:: To be done ::
Which lines below hold the word "dire"? Report each one.

# Data for processing start

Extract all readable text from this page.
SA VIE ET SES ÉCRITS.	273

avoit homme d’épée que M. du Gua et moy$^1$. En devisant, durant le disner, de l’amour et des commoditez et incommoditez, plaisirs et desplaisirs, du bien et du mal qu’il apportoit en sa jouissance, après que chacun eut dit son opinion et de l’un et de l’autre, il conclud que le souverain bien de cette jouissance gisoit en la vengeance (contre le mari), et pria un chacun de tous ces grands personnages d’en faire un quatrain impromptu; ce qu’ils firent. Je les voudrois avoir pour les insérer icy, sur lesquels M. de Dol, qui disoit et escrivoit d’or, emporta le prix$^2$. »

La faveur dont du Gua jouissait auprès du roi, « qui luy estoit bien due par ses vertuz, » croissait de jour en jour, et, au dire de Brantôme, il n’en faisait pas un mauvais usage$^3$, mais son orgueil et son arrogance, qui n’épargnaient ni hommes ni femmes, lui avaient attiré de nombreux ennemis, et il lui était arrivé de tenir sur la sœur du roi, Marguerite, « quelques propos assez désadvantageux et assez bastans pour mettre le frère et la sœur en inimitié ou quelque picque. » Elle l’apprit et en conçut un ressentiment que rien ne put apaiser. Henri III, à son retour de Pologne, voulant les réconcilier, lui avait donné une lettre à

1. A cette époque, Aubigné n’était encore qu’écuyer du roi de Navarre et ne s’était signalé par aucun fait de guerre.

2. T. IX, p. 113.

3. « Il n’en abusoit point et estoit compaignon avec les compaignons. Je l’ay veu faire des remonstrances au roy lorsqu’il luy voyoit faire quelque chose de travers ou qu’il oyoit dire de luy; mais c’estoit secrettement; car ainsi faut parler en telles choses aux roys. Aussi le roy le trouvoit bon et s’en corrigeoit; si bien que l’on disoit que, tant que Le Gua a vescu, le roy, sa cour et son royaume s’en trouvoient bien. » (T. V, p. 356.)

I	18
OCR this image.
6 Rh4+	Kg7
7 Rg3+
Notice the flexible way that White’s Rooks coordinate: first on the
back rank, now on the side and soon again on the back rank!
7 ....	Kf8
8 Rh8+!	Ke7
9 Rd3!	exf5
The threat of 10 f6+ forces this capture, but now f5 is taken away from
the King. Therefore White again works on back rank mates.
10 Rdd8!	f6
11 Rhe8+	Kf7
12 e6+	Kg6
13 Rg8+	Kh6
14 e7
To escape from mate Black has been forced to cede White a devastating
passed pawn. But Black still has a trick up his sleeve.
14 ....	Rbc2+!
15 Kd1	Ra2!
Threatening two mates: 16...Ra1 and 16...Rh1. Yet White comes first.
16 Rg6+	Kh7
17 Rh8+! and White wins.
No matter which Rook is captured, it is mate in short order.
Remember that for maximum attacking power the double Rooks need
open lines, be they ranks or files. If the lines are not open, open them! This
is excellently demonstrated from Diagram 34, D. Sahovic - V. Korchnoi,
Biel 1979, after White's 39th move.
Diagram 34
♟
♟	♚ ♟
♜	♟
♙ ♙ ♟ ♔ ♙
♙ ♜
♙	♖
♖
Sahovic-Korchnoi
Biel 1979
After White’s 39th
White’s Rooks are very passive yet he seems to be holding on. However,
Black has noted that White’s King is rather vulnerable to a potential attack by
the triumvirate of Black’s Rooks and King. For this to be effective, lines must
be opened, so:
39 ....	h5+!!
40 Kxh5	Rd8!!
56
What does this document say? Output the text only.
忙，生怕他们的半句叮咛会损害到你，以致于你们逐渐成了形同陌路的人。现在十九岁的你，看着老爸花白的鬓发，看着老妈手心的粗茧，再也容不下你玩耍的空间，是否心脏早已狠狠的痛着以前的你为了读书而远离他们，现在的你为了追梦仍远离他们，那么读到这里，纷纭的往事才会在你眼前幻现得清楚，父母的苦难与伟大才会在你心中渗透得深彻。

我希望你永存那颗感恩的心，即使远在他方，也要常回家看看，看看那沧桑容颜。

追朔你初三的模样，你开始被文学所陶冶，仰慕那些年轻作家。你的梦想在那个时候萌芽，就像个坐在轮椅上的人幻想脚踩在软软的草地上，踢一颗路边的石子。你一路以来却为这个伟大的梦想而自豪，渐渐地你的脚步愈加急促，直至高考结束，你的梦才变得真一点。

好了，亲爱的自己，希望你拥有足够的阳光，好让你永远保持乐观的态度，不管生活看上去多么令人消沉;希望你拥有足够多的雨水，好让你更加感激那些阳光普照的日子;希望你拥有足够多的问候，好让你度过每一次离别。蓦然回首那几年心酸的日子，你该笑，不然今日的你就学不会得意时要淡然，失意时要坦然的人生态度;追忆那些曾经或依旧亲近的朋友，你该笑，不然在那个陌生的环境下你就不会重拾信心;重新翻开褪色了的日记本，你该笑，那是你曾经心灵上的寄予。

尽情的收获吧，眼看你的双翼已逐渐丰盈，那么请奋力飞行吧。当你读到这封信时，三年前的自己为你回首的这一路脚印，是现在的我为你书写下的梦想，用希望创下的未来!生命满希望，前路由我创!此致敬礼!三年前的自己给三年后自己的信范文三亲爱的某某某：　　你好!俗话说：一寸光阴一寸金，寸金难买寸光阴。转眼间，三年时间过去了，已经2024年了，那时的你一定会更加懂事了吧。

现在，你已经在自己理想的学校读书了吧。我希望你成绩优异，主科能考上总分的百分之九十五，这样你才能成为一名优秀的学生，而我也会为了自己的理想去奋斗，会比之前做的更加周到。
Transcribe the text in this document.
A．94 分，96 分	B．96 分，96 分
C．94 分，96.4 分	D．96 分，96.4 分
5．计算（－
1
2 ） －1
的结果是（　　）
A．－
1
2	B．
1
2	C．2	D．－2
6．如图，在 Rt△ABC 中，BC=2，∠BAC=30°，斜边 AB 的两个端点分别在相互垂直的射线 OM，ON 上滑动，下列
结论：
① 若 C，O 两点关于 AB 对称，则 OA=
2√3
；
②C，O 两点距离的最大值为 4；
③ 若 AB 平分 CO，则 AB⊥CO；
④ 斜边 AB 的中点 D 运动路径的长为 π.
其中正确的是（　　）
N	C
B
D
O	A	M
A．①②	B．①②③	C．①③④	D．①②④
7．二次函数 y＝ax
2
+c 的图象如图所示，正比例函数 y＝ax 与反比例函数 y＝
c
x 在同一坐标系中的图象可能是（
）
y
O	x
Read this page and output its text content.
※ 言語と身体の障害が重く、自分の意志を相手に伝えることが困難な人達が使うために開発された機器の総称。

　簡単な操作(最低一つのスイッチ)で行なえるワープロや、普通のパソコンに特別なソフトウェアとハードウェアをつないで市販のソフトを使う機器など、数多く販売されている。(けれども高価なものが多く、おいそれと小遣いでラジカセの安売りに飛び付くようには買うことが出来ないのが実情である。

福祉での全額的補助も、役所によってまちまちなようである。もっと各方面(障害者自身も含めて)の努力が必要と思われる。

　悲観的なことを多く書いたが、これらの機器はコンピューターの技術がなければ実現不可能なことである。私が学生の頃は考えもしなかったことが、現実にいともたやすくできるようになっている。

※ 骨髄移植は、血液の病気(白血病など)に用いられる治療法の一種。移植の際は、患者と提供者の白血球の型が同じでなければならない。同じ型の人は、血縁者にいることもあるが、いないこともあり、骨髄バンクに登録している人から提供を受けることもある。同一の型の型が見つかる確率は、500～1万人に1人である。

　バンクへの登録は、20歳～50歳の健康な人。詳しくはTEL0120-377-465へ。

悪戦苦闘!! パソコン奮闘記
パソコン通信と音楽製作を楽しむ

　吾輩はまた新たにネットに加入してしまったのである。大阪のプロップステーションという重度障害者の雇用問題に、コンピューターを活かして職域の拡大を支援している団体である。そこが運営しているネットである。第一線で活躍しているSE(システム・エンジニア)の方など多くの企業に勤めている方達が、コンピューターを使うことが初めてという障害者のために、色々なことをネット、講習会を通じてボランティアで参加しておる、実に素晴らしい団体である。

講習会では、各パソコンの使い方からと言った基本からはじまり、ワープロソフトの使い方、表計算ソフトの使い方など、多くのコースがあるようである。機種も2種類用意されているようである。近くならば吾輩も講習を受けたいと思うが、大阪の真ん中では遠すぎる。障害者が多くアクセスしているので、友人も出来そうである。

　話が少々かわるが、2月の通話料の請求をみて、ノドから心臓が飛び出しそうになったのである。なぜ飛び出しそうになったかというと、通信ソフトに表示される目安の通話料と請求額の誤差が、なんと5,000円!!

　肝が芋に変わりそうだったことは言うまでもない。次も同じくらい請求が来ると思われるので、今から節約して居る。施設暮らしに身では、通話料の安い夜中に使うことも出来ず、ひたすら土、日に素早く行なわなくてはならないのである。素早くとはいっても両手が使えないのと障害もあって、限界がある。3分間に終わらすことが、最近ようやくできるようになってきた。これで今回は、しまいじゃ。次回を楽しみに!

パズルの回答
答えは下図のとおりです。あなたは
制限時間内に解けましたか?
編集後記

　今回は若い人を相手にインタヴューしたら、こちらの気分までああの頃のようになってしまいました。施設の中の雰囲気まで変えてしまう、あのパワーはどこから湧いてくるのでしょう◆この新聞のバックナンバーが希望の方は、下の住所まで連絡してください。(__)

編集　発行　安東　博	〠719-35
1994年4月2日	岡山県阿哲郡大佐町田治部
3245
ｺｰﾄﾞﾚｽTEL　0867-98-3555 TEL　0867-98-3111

# Data for processing end

:: Task result ::
La faveur dont du Gua jouissait auprès du roi, « qui luy estoit bien due par ses vertuz, » croissait de jour en jour, et, au dire de Brantôme, il n’en faisait pas un mauvais usage$^3$, mais son orgueil et son arrogance, qui n’épargnaient ni hommes ni femmes, lui avaient attiré de nombreux ennemis, et il lui était arrivé de tenir sur la sœur du roi, Marguerite, « quelques propos assez désadvantageux et assez bastans pour mettre le frère et la sœur en inimitié ou quelque picque. » Elle l’apprit et en conçut un ressentiment que rien ne put apaiser. Henri III, à son retour de Pologne, voulant les réconcilier, lui avait donné une lettre à
3. « Il n’en abusoit point et estoit compaignon avec les compaignons. Je l’ay veu faire des remonstrances au roy lorsqu’il luy voyoit faire quelque chose de travers ou qu’il oyoit dire de luy; mais c’estoit secrettement; car ainsi faut parler en telles choses aux roys. Aussi le roy le trouvoit bon et s’en corrigeoit; si bien que l’on disoit que, tant que Le Gua a vescu, le roy, sa cour et son royaume s’en trouvoient bien. » (T. V, p. 356.)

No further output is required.